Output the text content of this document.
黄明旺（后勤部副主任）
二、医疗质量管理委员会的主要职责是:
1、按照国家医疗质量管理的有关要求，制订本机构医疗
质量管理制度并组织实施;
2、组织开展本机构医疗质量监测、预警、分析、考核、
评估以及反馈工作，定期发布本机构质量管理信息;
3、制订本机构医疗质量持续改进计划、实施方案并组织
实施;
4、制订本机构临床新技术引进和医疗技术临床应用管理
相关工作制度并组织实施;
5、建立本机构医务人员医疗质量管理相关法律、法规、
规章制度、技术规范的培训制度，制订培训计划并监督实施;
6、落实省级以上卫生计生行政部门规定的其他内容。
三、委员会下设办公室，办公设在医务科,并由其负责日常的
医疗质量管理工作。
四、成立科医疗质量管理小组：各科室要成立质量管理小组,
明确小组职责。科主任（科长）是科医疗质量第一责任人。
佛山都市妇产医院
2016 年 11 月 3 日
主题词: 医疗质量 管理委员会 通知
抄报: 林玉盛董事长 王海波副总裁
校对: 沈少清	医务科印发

•••

* INSTRUCTION:
Print the entries exactly. Include every one.

* SOLUTION TO THIS TASK:
Output the text content of this document.
黄明旺（后勤部副主任）
二、医疗质量管理委员会的主要职责是:
1、按照国家医疗质量管理的有关要求，制订本机构医疗
质量管理制度并组织实施;
2、组织开展本机构医疗质量监测、预警、分析、考核、
评估以及反馈工作，定期发布本机构质量管理信息;
3、制订本机构医疗质量持续改进计划、实施方案并组织
实施;
4、制订本机构临床新技术引进和医疗技术临床应用管理
相关工作制度并组织实施;
5、建立本机构医务人员医疗质量管理相关法律、法规、
规章制度、技术规范的培训制度，制订培训计划并监督实施;
6、落实省级以上卫生计生行政部门规定的其他内容。
三、委员会下设办公室，办公设在医务科,并由其负责日常的
医疗质量管理工作。
四、成立科医疗质量管理小组：各科室要成立质量管理小组,
明确小组职责。科主任（科长）是科医疗质量第一责任人。
佛山都市妇产医院
2016 年 11 月 3 日
主题词: 医疗质量 管理委员会 通知
抄报: 林玉盛董事长 王海波副总裁
校对: 沈少清	医务科印发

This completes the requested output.